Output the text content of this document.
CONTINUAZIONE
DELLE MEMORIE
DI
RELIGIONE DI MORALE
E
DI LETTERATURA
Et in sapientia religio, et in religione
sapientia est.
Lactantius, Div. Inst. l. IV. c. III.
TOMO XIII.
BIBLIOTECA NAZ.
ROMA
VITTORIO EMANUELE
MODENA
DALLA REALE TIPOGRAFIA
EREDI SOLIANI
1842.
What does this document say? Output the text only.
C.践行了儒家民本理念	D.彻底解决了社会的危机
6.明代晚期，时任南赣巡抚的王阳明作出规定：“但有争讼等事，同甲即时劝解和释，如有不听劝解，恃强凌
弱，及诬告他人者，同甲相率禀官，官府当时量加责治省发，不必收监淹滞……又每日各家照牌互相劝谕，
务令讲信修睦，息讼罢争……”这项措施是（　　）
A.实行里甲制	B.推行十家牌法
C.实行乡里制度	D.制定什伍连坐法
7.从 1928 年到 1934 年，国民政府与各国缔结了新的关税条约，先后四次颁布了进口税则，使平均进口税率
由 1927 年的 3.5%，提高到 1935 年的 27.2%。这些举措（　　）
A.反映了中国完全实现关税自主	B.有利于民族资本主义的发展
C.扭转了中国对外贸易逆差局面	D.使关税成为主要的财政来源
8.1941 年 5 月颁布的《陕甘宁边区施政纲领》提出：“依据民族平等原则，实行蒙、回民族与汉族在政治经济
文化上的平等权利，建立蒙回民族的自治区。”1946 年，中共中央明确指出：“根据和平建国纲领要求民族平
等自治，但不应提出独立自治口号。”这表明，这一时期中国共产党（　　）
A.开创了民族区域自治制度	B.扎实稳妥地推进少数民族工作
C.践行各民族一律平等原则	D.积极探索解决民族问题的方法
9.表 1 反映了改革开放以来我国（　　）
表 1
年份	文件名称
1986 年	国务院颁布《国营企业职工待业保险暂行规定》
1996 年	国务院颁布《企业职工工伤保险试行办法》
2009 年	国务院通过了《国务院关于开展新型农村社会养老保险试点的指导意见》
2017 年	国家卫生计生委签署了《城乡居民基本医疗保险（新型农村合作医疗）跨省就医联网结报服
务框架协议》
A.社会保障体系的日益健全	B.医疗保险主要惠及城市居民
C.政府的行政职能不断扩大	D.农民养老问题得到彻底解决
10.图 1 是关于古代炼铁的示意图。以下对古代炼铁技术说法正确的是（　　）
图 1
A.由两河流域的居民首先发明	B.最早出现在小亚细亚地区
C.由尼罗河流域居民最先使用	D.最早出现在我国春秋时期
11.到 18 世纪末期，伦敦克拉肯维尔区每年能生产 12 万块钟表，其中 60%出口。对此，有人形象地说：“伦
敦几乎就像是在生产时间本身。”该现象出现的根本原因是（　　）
• • • • •
**SHORT TASK**
Leave out every line before the one containing "What does this"; set down that line and all remaining lines of the material exactly.

**ANSWER TO THE TASK**
What does this document say? Output the text only.
C.践行了儒家民本理念	D.彻底解决了社会的危机
6.明代晚期，时任南赣巡抚的王阳明作出规定：“但有争讼等事，同甲即时劝解和释，如有不听劝解，恃强凌
弱，及诬告他人者，同甲相率禀官，官府当时量加责治省发，不必收监淹滞……又每日各家照牌互相劝谕，
务令讲信修睦，息讼罢争……”这项措施是（　　）
A.实行里甲制	B.推行十家牌法
C.实行乡里制度	D.制定什伍连坐法
7.从 1928 年到 1934 年，国民政府与各国缔结了新的关税条约，先后四次颁布了进口税则，使平均进口税率
由 1927 年的 3.5%，提高到 1935 年的 27.2%。这些举措（　　）
A.反映了中国完全实现关税自主	B.有利于民族资本主义的发展
C.扭转了中国对外贸易逆差局面	D.使关税成为主要的财政来源
8.1941 年 5 月颁布的《陕甘宁边区施政纲领》提出：“依据民族平等原则，实行蒙、回民族与汉族在政治经济
文化上的平等权利，建立蒙回民族的自治区。”1946 年，中共中央明确指出：“根据和平建国纲领要求民族平
等自治，但不应提出独立自治口号。”这表明，这一时期中国共产党（　　）
A.开创了民族区域自治制度	B.扎实稳妥地推进少数民族工作
C.践行各民族一律平等原则	D.积极探索解决民族问题的方法
9.表 1 反映了改革开放以来我国（　　）
表 1
年份	文件名称
1986 年	国务院颁布《国营企业职工待业保险暂行规定》
1996 年	国务院颁布《企业职工工伤保险试行办法》
2009 年	国务院通过了《国务院关于开展新型农村社会养老保险试点的指导意见》
2017 年	国家卫生计生委签署了《城乡居民基本医疗保险（新型农村合作医疗）跨省就医联网结报服
务框架协议》
A.社会保障体系的日益健全	B.医疗保险主要惠及城市居民
C.政府的行政职能不断扩大	D.农民养老问题得到彻底解决
10.图 1 是关于古代炼铁的示意图。以下对古代炼铁技术说法正确的是（　　）
图 1
A.由两河流域的居民首先发明	B.最早出现在小亚细亚地区
C.由尼罗河流域居民最先使用	D.最早出现在我国春秋时期
11.到 18 世纪末期，伦敦克拉肯维尔区每年能生产 12 万块钟表，其中 60%出口。对此，有人形象地说：“伦
敦几乎就像是在生产时间本身。”该现象出现的根本原因是（　　）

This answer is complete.